Data for the task:
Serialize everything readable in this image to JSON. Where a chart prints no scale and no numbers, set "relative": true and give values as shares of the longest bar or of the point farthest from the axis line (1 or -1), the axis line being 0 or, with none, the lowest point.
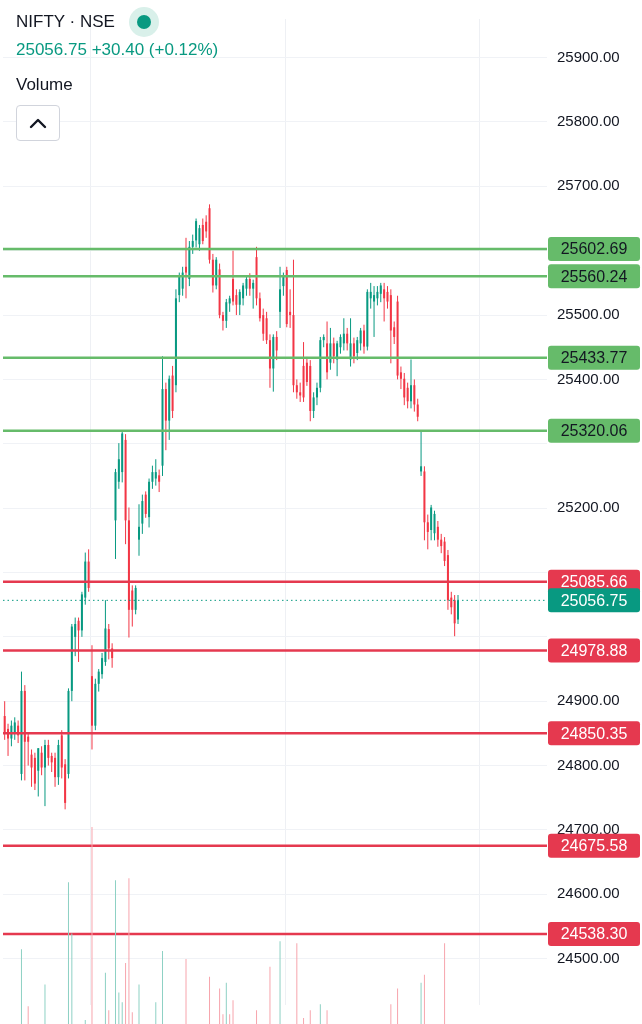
{
  "chart_data": [
    {
      "type": "candlestick",
      "title": "NIFTY · NSE",
      "subtitle": "25056.75 +30.40 (+0.12%)",
      "categories": [
        null,
        null,
        null,
        null,
        null,
        null,
        null,
        null,
        null,
        null,
        null,
        null,
        null,
        null,
        null,
        null,
        null,
        null,
        null,
        null,
        null,
        null,
        null,
        null,
        null,
        null,
        null,
        null,
        null,
        null,
        null,
        null,
        null,
        null,
        null,
        null,
        null,
        null,
        null,
        null,
        null,
        null,
        null,
        null,
        null,
        null,
        null,
        null,
        null,
        null,
        null,
        null,
        null,
        null,
        null,
        null,
        null,
        null,
        null,
        null,
        null,
        null,
        null,
        null,
        null,
        null,
        null,
        null,
        null,
        null,
        null,
        null,
        null,
        null,
        null,
        null,
        null,
        null,
        null,
        null,
        null,
        null,
        null,
        null,
        null,
        null,
        null,
        null,
        null,
        null,
        null,
        null,
        null,
        null,
        null,
        null,
        null,
        null,
        null,
        null,
        null,
        null,
        null,
        null,
        null,
        null,
        null,
        null,
        null,
        null,
        null,
        null,
        null,
        null,
        null,
        null,
        null,
        null,
        null,
        null,
        null,
        null,
        null,
        null,
        null,
        null,
        null,
        null,
        null,
        null,
        null,
        null,
        null,
        null,
        null,
        null,
        null,
        null,
        null,
        null,
        null,
        null,
        null,
        null,
        null,
        null,
        null,
        null,
        null,
        null,
        null,
        null,
        null,
        null,
        null,
        null,
        null,
        null,
        null,
        null,
        null,
        null
      ],
      "ohlc": [
        [
          24877,
          24900,
          24840,
          24852
        ],
        [
          24857,
          24865,
          24815,
          24842
        ],
        [
          24842,
          24870,
          24830,
          24862
        ],
        [
          24852,
          24875,
          24840,
          24867
        ],
        [
          24862,
          24870,
          24835,
          24847
        ],
        [
          24787,
          24946,
          24777,
          24916
        ],
        [
          24916,
          24925,
          24777,
          24837
        ],
        [
          24845,
          24850,
          24800,
          24837
        ],
        [
          24817,
          24825,
          24767,
          24797
        ],
        [
          24812,
          24820,
          24762,
          24772
        ],
        [
          24792,
          24827,
          24752,
          24827
        ],
        [
          24820,
          24830,
          24785,
          24797
        ],
        [
          24797,
          24840,
          24737,
          24832
        ],
        [
          24832,
          24840,
          24800,
          24812
        ],
        [
          24815,
          24820,
          24790,
          24805
        ],
        [
          24812,
          24820,
          24767,
          24782
        ],
        [
          24782,
          24840,
          24770,
          24832
        ],
        [
          24847,
          24855,
          24780,
          24797
        ],
        [
          24802,
          24810,
          24732,
          24742
        ],
        [
          24787,
          24920,
          24780,
          24916
        ],
        [
          24916,
          25020,
          24900,
          25016
        ],
        [
          25000,
          25030,
          24970,
          25020
        ],
        [
          25025,
          25030,
          24961,
          25010
        ],
        [
          25010,
          25070,
          25000,
          25066
        ],
        [
          25061,
          25131,
          25050,
          25117
        ],
        [
          25117,
          25136,
          25070,
          25076
        ],
        [
          24939,
          24987,
          24825,
          24862
        ],
        [
          24862,
          24935,
          24855,
          24927
        ],
        [
          24927,
          24950,
          24915,
          24946
        ],
        [
          24942,
          24975,
          24935,
          24967
        ],
        [
          24961,
          25057,
          24955,
          25013
        ],
        [
          25012,
          25020,
          24965,
          24982
        ],
        [
          24982,
          24990,
          24952,
          24967
        ],
        [
          25181,
          25261,
          25121,
          25256
        ],
        [
          25241,
          25301,
          25230,
          25276
        ],
        [
          25256,
          25320,
          25240,
          25316
        ],
        [
          25306,
          25315,
          25144,
          25181
        ],
        [
          25181,
          25201,
          24999,
          25042
        ],
        [
          25072,
          25080,
          25016,
          25042
        ],
        [
          25042,
          25080,
          25035,
          25076
        ],
        [
          25151,
          25206,
          25126,
          25171
        ],
        [
          25176,
          25221,
          25160,
          25211
        ],
        [
          25221,
          25226,
          25185,
          25191
        ],
        [
          25186,
          25246,
          25170,
          25241
        ],
        [
          25241,
          25266,
          25230,
          25256
        ],
        [
          25246,
          25276,
          25235,
          25256
        ],
        [
          25251,
          25260,
          25225,
          25241
        ],
        [
          25266,
          25436,
          25250,
          25385
        ],
        [
          25385,
          25395,
          25290,
          25336
        ],
        [
          25336,
          25406,
          25306,
          25401
        ],
        [
          25406,
          25421,
          25340,
          25351
        ],
        [
          25391,
          25540,
          25380,
          25526
        ],
        [
          25531,
          25566,
          25520,
          25561
        ],
        [
          25541,
          25575,
          25530,
          25566
        ],
        [
          25575,
          25620,
          25526,
          25566
        ],
        [
          25556,
          25615,
          25545,
          25606
        ],
        [
          25606,
          25625,
          25595,
          25615
        ],
        [
          25616,
          25650,
          25605,
          25646
        ],
        [
          25610,
          25640,
          25600,
          25635
        ],
        [
          25640,
          25650,
          25610,
          25615
        ],
        [
          25645,
          25655,
          25620,
          25630
        ],
        [
          25666,
          25672,
          25580,
          25586
        ],
        [
          25586,
          25595,
          25535,
          25546
        ],
        [
          25546,
          25590,
          25540,
          25586
        ],
        [
          25571,
          25580,
          25495,
          25500
        ],
        [
          25500,
          25505,
          25476,
          25491
        ],
        [
          25491,
          25525,
          25480,
          25520
        ],
        [
          25518,
          25530,
          25505,
          25526
        ],
        [
          25556,
          25600,
          25515,
          25521
        ],
        [
          25531,
          25540,
          25500,
          25516
        ],
        [
          25516,
          25540,
          25500,
          25536
        ],
        [
          25526,
          25550,
          25515,
          25546
        ],
        [
          25541,
          25560,
          25530,
          25556
        ],
        [
          25556,
          25565,
          25530,
          25541
        ],
        [
          25541,
          25555,
          25510,
          25550
        ],
        [
          25590,
          25606,
          25515,
          25526
        ],
        [
          25526,
          25535,
          25490,
          25495
        ],
        [
          25500,
          25510,
          25460,
          25471
        ],
        [
          25495,
          25505,
          25455,
          25461
        ],
        [
          25461,
          25470,
          25387,
          25417
        ],
        [
          25417,
          25470,
          25381,
          25466
        ],
        [
          25466,
          25475,
          25430,
          25445
        ],
        [
          25505,
          25575,
          25480,
          25540
        ],
        [
          25545,
          25566,
          25530,
          25561
        ],
        [
          25570,
          25575,
          25481,
          25486
        ],
        [
          25505,
          25540,
          25480,
          25500
        ],
        [
          25500,
          25586,
          25380,
          25391
        ],
        [
          25391,
          25400,
          25370,
          25380
        ],
        [
          25380,
          25395,
          25365,
          25375
        ],
        [
          25421,
          25458,
          25365,
          25372
        ],
        [
          25426,
          25435,
          25390,
          25396
        ],
        [
          25421,
          25430,
          25335,
          25351
        ],
        [
          25351,
          25380,
          25340,
          25372
        ],
        [
          25372,
          25395,
          25360,
          25387
        ],
        [
          25387,
          25466,
          25380,
          25461
        ],
        [
          25461,
          25470,
          25450,
          25466
        ],
        [
          25456,
          25490,
          25400,
          25411
        ],
        [
          25426,
          25480,
          25415,
          25456
        ],
        [
          25456,
          25465,
          25425,
          25436
        ],
        [
          25431,
          25460,
          25405,
          25456
        ],
        [
          25450,
          25470,
          25440,
          25466
        ],
        [
          25456,
          25495,
          25445,
          25471
        ],
        [
          25471,
          25480,
          25445,
          25456
        ],
        [
          25431,
          25495,
          25420,
          25456
        ],
        [
          25456,
          25465,
          25425,
          25436
        ],
        [
          25441,
          25466,
          25430,
          25461
        ],
        [
          25456,
          25480,
          25445,
          25476
        ],
        [
          25476,
          25485,
          25440,
          25451
        ],
        [
          25451,
          25540,
          25445,
          25536
        ],
        [
          25526,
          25550,
          25510,
          25536
        ],
        [
          25521,
          25545,
          25466,
          25531
        ],
        [
          25526,
          25545,
          25515,
          25536
        ],
        [
          25533,
          25550,
          25520,
          25546
        ],
        [
          25540,
          25550,
          25490,
          25526
        ],
        [
          25536,
          25545,
          25510,
          25521
        ],
        [
          25531,
          25540,
          25425,
          25476
        ],
        [
          25481,
          25490,
          25455,
          25466
        ],
        [
          25521,
          25530,
          25400,
          25406
        ],
        [
          25411,
          25420,
          25385,
          25401
        ],
        [
          25401,
          25410,
          25360,
          25372
        ],
        [
          25387,
          25395,
          25355,
          25366
        ],
        [
          25366,
          25431,
          25355,
          25391
        ],
        [
          25391,
          25400,
          25350,
          25361
        ],
        [
          25361,
          25370,
          25335,
          25342
        ],
        [
          25257,
          25320,
          25250,
          25265
        ],
        [
          25257,
          25265,
          25150,
          25178
        ],
        [
          25178,
          25190,
          25136,
          25163
        ],
        [
          25166,
          25205,
          25150,
          25201
        ],
        [
          25161,
          25196,
          25150,
          25191
        ],
        [
          25171,
          25180,
          25140,
          25151
        ],
        [
          25151,
          25160,
          25130,
          25141
        ],
        [
          25148,
          25155,
          25110,
          25118
        ],
        [
          25127,
          25135,
          25042,
          25057
        ],
        [
          25061,
          25070,
          25035,
          25046
        ],
        [
          25057,
          25065,
          25001,
          25021
        ],
        [
          25027,
          25065,
          25020,
          25056.75
        ],
        null,
        null,
        null,
        null,
        null,
        null,
        null,
        null,
        null,
        null,
        null,
        null,
        null,
        null,
        null,
        null,
        null,
        null,
        null,
        null,
        null,
        null,
        null,
        null,
        null,
        null
      ],
      "ylim": [
        24428,
        25960
      ],
      "yticks": [
        {
          "value": 24500,
          "label": "24500.00"
        },
        {
          "value": 24600,
          "label": "24600.00"
        },
        {
          "value": 24700,
          "label": "24700.00"
        },
        {
          "value": 24800,
          "label": "24800.00"
        },
        {
          "value": 24900,
          "label": "24900.00"
        },
        {
          "value": 25000,
          "label": null
        },
        {
          "value": 25100,
          "label": null
        },
        {
          "value": 25200,
          "label": "25200.00"
        },
        {
          "value": 25300,
          "label": null
        },
        {
          "value": 25400,
          "label": "25400.00"
        },
        {
          "value": 25500,
          "label": "25500.00"
        },
        {
          "value": 25600,
          "label": null
        },
        {
          "value": 25700,
          "label": "25700.00"
        },
        {
          "value": 25800,
          "label": "25800.00"
        },
        {
          "value": 25900,
          "label": "25900.00"
        }
      ],
      "ref_lines": [
        {
          "axis": "y",
          "value": 25602.69,
          "label": "25602.69",
          "color": "#66bb6a"
        },
        {
          "axis": "y",
          "value": 25560.24,
          "label": "25560.24",
          "color": "#66bb6a"
        },
        {
          "axis": "y",
          "value": 25433.77,
          "label": "25433.77",
          "color": "#66bb6a"
        },
        {
          "axis": "y",
          "value": 25320.06,
          "label": "25320.06",
          "color": "#66bb6a"
        },
        {
          "axis": "y",
          "value": 25085.66,
          "label": "25085.66",
          "color": "#e5394f"
        },
        {
          "axis": "y",
          "value": 25056.75,
          "label": "25056.75",
          "color": "#089981",
          "line_style": "dotted"
        },
        {
          "axis": "y",
          "value": 24978.88,
          "label": "24978.88",
          "color": "#e5394f"
        },
        {
          "axis": "y",
          "value": 24850.35,
          "label": "24850.35",
          "color": "#e5394f"
        },
        {
          "axis": "y",
          "value": 24675.58,
          "label": "24675.58",
          "color": "#e5394f"
        },
        {
          "axis": "y",
          "value": 24538.3,
          "label": "24538.30",
          "color": "#e5394f"
        }
      ],
      "grid": true,
      "tick_labels": "y"
    },
    {
      "type": "bar",
      "title": "Volume",
      "relative": true,
      "categories": [
        null,
        null,
        null,
        null,
        null,
        null,
        null,
        null,
        null,
        null,
        null,
        null,
        null,
        null,
        null,
        null,
        null,
        null,
        null,
        null,
        null,
        null,
        null,
        null,
        null,
        null,
        null,
        null,
        null,
        null,
        null,
        null,
        null,
        null,
        null,
        null,
        null,
        null,
        null,
        null,
        null,
        null,
        null,
        null,
        null,
        null,
        null,
        null,
        null,
        null,
        null,
        null,
        null,
        null,
        null,
        null,
        null,
        null,
        null,
        null,
        null,
        null,
        null,
        null,
        null,
        null,
        null,
        null,
        null,
        null,
        null,
        null,
        null,
        null,
        null,
        null,
        null,
        null,
        null,
        null,
        null,
        null,
        null,
        null,
        null,
        null,
        null,
        null,
        null,
        null,
        null,
        null,
        null,
        null,
        null,
        null,
        null,
        null,
        null,
        null,
        null,
        null,
        null,
        null,
        null,
        null,
        null,
        null,
        null,
        null,
        null,
        null,
        null,
        null,
        null,
        null,
        null,
        null,
        null,
        null,
        null,
        null,
        null,
        null,
        null,
        null,
        null,
        null,
        null,
        null,
        null,
        null,
        null,
        null,
        null,
        null,
        null,
        null,
        null,
        null,
        null,
        null,
        null,
        null,
        null,
        null,
        null,
        null,
        null,
        null,
        null,
        null,
        null,
        null,
        null,
        null,
        null,
        null,
        null,
        null,
        null,
        null
      ],
      "values": [
        null,
        null,
        null,
        null,
        null,
        0.38,
        null,
        0.09,
        null,
        null,
        null,
        null,
        0.2,
        null,
        null,
        null,
        null,
        null,
        null,
        0.72,
        0.46,
        null,
        null,
        null,
        0.02,
        null,
        1,
        null,
        null,
        null,
        0.26,
        0.07,
        null,
        0.73,
        0.16,
        0.11,
        0.31,
        0.74,
        0.06,
        null,
        0.2,
        null,
        null,
        null,
        null,
        0.11,
        null,
        0.37,
        null,
        null,
        null,
        null,
        null,
        null,
        0.33,
        null,
        null,
        null,
        null,
        null,
        null,
        0.24,
        null,
        null,
        0.18,
        0.05,
        0.21,
        0.05,
        0.12,
        null,
        null,
        null,
        null,
        null,
        null,
        0.07,
        null,
        null,
        null,
        0.29,
        null,
        null,
        0.42,
        null,
        null,
        null,
        null,
        0.41,
        null,
        0.03,
        null,
        0.07,
        null,
        null,
        0.1,
        null,
        0.07,
        null,
        null,
        null,
        null,
        null,
        null,
        null,
        null,
        null,
        null,
        null,
        null,
        null,
        null,
        null,
        null,
        null,
        null,
        0.1,
        null,
        0.18,
        null,
        null,
        null,
        null,
        null,
        null,
        0.21,
        0.25,
        null,
        null,
        null,
        null,
        null,
        0.41,
        null,
        null,
        null,
        null,
        null,
        null,
        null,
        null,
        null,
        null,
        null,
        null,
        null,
        null,
        null,
        null,
        null,
        null,
        null,
        null,
        null,
        null,
        null,
        null,
        null,
        null,
        null,
        null,
        null,
        null
      ],
      "colors": [
        null,
        null,
        null,
        null,
        null,
        "#8ed1c4",
        null,
        "#f7a5ad",
        null,
        null,
        null,
        null,
        "#8ed1c4",
        null,
        null,
        null,
        null,
        null,
        null,
        "#8ed1c4",
        "#8ed1c4",
        null,
        null,
        null,
        "#8ed1c4",
        null,
        "#f7a5ad",
        null,
        null,
        null,
        "#8ed1c4",
        "#f7a5ad",
        null,
        "#8ed1c4",
        "#8ed1c4",
        "#8ed1c4",
        "#f7a5ad",
        "#f7a5ad",
        "#f7a5ad",
        null,
        "#8ed1c4",
        null,
        null,
        null,
        null,
        "#8ed1c4",
        null,
        "#8ed1c4",
        null,
        null,
        null,
        null,
        null,
        null,
        "#f7a5ad",
        null,
        null,
        null,
        null,
        null,
        null,
        "#f7a5ad",
        null,
        null,
        "#f7a5ad",
        "#f7a5ad",
        "#8ed1c4",
        "#f7a5ad",
        "#f7a5ad",
        null,
        null,
        null,
        null,
        null,
        null,
        "#f7a5ad",
        null,
        null,
        null,
        "#f7a5ad",
        null,
        null,
        "#8ed1c4",
        null,
        null,
        null,
        null,
        "#f7a5ad",
        null,
        "#f7a5ad",
        null,
        "#f7a5ad",
        null,
        null,
        "#8ed1c4",
        null,
        "#f7a5ad",
        null,
        null,
        null,
        null,
        null,
        null,
        null,
        null,
        null,
        null,
        null,
        null,
        null,
        null,
        null,
        null,
        null,
        null,
        "#f7a5ad",
        null,
        "#f7a5ad",
        null,
        null,
        null,
        null,
        null,
        null,
        "#8ed1c4",
        "#f7a5ad",
        null,
        null,
        null,
        null,
        null,
        "#f7a5ad",
        null,
        null,
        null,
        null,
        null,
        null,
        null,
        null,
        null,
        null,
        null,
        null,
        null,
        null,
        null,
        null,
        null,
        null,
        null,
        null,
        null,
        null,
        null,
        null,
        null,
        null,
        null,
        null,
        null,
        null
      ]
    }
  ]
}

Exercise brief:
Find how many lines of the material carry the string "true". Only the number should be in the answer.

Exercise response:
3